> [Given data]:
..............................

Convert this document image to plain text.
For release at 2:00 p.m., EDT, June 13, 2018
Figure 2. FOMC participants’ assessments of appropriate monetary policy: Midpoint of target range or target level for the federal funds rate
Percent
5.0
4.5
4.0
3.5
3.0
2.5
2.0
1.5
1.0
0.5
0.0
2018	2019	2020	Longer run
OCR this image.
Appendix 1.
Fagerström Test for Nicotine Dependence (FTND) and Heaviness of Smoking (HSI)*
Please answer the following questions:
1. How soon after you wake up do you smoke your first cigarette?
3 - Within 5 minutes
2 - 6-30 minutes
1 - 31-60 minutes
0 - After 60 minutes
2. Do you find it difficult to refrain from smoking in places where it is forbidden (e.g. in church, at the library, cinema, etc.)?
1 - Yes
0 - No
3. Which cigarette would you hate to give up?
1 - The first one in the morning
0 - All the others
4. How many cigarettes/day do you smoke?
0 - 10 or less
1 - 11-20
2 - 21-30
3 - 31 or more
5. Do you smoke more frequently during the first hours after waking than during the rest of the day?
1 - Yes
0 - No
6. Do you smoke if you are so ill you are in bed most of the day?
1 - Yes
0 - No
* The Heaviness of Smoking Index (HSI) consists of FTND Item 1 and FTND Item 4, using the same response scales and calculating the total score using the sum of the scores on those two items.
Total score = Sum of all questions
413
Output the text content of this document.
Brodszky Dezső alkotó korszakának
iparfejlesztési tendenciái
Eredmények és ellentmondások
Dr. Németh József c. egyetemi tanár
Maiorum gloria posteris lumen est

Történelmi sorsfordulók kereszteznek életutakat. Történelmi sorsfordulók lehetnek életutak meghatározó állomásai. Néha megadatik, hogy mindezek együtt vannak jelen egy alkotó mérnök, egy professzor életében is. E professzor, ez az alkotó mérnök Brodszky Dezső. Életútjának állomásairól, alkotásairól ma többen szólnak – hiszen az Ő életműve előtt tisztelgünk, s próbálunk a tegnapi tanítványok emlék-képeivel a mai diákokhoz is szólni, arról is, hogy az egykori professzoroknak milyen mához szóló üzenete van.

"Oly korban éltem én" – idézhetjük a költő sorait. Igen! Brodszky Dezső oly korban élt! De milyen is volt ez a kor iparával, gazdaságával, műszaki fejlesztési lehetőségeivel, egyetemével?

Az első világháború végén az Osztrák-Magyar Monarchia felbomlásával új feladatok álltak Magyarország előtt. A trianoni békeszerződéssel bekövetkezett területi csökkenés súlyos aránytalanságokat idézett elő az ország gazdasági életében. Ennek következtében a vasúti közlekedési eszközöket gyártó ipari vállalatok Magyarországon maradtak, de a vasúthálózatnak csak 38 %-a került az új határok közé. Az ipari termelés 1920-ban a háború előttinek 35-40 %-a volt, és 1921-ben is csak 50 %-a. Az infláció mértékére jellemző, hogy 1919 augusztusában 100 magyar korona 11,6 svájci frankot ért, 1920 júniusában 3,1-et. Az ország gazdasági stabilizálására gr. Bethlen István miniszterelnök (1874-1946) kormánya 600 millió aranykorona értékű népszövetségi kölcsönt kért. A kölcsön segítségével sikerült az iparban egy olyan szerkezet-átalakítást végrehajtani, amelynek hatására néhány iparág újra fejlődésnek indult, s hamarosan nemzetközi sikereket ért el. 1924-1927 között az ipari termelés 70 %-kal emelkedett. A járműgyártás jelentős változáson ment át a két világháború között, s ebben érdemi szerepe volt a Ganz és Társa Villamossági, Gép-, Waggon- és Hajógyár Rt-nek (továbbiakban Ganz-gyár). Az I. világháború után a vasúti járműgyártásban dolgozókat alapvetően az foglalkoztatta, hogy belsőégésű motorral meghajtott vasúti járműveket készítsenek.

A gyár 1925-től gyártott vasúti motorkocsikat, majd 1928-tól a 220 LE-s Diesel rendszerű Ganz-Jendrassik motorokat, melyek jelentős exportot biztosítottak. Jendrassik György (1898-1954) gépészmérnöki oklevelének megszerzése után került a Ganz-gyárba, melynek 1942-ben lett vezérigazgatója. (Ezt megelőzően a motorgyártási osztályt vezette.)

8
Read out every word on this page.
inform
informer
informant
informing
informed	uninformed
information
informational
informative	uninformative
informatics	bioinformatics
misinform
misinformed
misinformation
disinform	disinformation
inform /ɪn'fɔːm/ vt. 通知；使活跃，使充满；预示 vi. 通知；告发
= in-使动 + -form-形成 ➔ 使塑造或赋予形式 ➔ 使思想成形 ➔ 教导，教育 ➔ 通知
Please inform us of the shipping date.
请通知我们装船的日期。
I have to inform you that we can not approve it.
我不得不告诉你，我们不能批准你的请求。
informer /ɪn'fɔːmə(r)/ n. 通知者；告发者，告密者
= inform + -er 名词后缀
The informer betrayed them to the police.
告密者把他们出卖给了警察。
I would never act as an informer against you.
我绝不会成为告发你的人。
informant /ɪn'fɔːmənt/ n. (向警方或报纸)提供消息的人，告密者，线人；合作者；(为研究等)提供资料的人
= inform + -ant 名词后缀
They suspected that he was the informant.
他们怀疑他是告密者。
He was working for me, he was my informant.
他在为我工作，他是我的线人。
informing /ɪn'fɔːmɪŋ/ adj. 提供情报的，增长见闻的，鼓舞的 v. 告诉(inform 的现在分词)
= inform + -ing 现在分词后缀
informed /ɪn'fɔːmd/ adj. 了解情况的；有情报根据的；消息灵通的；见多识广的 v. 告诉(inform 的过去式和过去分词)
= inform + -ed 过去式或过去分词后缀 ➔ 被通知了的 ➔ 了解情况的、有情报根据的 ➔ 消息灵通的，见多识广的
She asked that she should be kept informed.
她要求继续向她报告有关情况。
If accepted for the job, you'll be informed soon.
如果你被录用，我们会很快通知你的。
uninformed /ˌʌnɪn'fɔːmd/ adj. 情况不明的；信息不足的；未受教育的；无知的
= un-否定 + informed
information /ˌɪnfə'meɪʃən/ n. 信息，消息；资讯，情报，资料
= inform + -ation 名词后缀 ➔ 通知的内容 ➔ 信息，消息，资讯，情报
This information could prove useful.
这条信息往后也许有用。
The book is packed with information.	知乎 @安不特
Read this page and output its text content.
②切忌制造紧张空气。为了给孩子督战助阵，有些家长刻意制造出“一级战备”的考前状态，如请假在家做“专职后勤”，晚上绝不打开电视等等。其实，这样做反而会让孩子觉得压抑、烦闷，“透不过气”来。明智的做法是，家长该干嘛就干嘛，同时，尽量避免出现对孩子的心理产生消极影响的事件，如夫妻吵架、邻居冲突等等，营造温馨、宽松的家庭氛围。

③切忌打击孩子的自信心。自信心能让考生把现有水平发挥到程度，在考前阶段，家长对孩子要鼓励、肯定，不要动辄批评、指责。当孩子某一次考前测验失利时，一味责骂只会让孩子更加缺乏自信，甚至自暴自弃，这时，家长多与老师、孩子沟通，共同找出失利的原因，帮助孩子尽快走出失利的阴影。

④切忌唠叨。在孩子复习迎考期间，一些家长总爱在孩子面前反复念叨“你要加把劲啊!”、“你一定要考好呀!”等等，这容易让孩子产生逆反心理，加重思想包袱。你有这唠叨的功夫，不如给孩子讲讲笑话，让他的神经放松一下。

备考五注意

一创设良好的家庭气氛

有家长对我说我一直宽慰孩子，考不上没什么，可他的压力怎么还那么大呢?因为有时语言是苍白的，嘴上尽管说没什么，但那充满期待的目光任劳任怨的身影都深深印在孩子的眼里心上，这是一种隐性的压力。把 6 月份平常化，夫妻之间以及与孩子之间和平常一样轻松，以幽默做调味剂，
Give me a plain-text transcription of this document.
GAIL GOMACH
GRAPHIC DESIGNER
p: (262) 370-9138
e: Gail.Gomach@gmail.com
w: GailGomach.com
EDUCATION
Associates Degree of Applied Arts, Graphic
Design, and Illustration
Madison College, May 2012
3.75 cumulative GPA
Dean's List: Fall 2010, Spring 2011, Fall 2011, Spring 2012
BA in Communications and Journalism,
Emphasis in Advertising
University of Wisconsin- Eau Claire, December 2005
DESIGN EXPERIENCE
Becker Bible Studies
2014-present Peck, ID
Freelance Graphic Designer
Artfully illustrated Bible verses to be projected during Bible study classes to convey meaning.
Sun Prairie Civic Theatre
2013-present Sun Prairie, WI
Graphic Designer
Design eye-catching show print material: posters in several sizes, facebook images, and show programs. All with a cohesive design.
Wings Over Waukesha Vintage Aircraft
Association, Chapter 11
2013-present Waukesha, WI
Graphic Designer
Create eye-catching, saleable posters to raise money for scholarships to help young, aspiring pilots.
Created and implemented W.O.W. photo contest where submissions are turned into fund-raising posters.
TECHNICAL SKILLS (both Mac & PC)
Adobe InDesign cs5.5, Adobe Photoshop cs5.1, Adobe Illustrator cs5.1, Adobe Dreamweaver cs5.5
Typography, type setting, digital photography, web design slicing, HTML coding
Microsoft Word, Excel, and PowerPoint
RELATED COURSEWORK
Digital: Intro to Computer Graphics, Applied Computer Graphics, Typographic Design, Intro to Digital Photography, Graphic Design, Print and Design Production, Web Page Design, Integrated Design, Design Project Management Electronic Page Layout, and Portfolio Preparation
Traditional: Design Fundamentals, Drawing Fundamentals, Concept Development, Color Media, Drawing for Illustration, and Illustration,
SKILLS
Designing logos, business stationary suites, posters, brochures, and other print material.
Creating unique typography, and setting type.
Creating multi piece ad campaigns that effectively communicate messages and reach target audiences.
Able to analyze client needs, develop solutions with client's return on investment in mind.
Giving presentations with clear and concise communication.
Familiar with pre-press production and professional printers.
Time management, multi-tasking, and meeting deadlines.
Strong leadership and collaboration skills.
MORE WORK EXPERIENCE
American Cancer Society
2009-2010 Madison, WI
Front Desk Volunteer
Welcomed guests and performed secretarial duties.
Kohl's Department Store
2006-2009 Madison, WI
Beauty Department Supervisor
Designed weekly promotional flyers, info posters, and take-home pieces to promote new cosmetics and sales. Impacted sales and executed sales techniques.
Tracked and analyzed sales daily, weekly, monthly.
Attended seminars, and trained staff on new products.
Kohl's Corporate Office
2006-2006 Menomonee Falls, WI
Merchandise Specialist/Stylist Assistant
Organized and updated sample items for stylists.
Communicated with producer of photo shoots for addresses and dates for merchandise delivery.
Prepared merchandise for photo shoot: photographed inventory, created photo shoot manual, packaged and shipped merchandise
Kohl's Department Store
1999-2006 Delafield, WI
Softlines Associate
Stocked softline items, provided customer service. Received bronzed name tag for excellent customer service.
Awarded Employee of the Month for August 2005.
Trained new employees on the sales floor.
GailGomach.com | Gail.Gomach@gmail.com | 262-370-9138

..............................

> [Given problem]: List the lines of the entries that include "weekly".

> [Output of the exercise]:
Designed weekly promotional flyers, info posters, and take-home pieces to promote new cosmetics and sales. Impacted sales and executed sales techniques.
Tracked and analyzed sales daily, weekly, monthly.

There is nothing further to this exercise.